# Instruction
Print the entries verbatim, leaving out the images they contain.

## begin

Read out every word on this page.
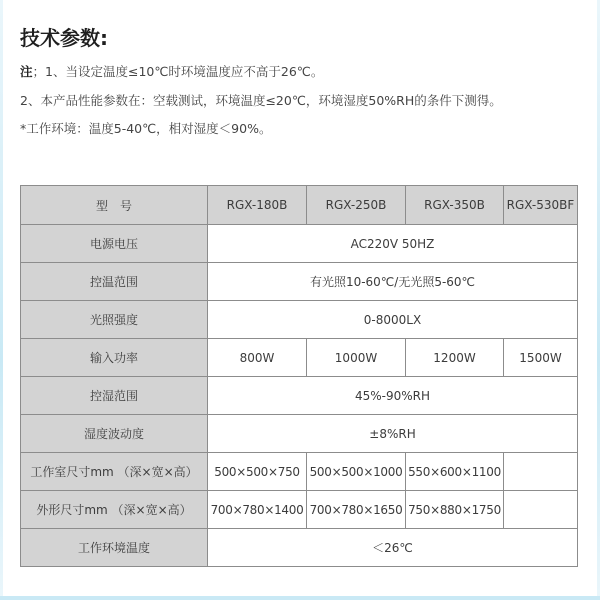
技术参数:
注；1、当设定温度≤10℃时环境温度应不高于26℃。
2、本产品性能参数在：空载测试，环境温度≤20℃，环境湿度50%RH的条件下测得。
*工作环境：温度5-40℃，相对湿度＜90%。
型　号	RGX-180B	RGX-250B	RGX-350B	RGX-530BF
电源电压	AC220V 50HZ			
控温范围	有光照10-60℃/无光照5-60℃			
光照强度	0-8000LX			
输入功率	800W	1000W	1200W	1500W
控湿范围	45%-90%RH			
湿度波动度	±8%RH			
工作室尺寸mm （深×宽×高）	500×500×750	500×500×1000	550×600×1100	
外形尺寸mm （深×宽×高）	700×780×1400	700×780×1650	750×880×1750	
工作环境温度	＜26℃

## end

# Written answer
Read out every word on this page.
技术参数:
注；1、当设定温度≤10℃时环境温度应不高于26℃。
2、本产品性能参数在：空载测试，环境温度≤20℃，环境湿度50%RH的条件下测得。
*工作环境：温度5-40℃，相对湿度＜90%。
型　号	RGX-180B	RGX-250B	RGX-350B	RGX-530BF
电源电压	AC220V 50HZ			
控温范围	有光照10-60℃/无光照5-60℃			
光照强度	0-8000LX			
输入功率	800W	1000W	1200W	1500W
控湿范围	45%-90%RH			
湿度波动度	±8%RH			
工作室尺寸mm （深×宽×高）	500×500×750	500×500×1000	550×600×1100	
外形尺寸mm （深×宽×高）	700×780×1400	700×780×1650	750×880×1750	
工作环境温度	＜26℃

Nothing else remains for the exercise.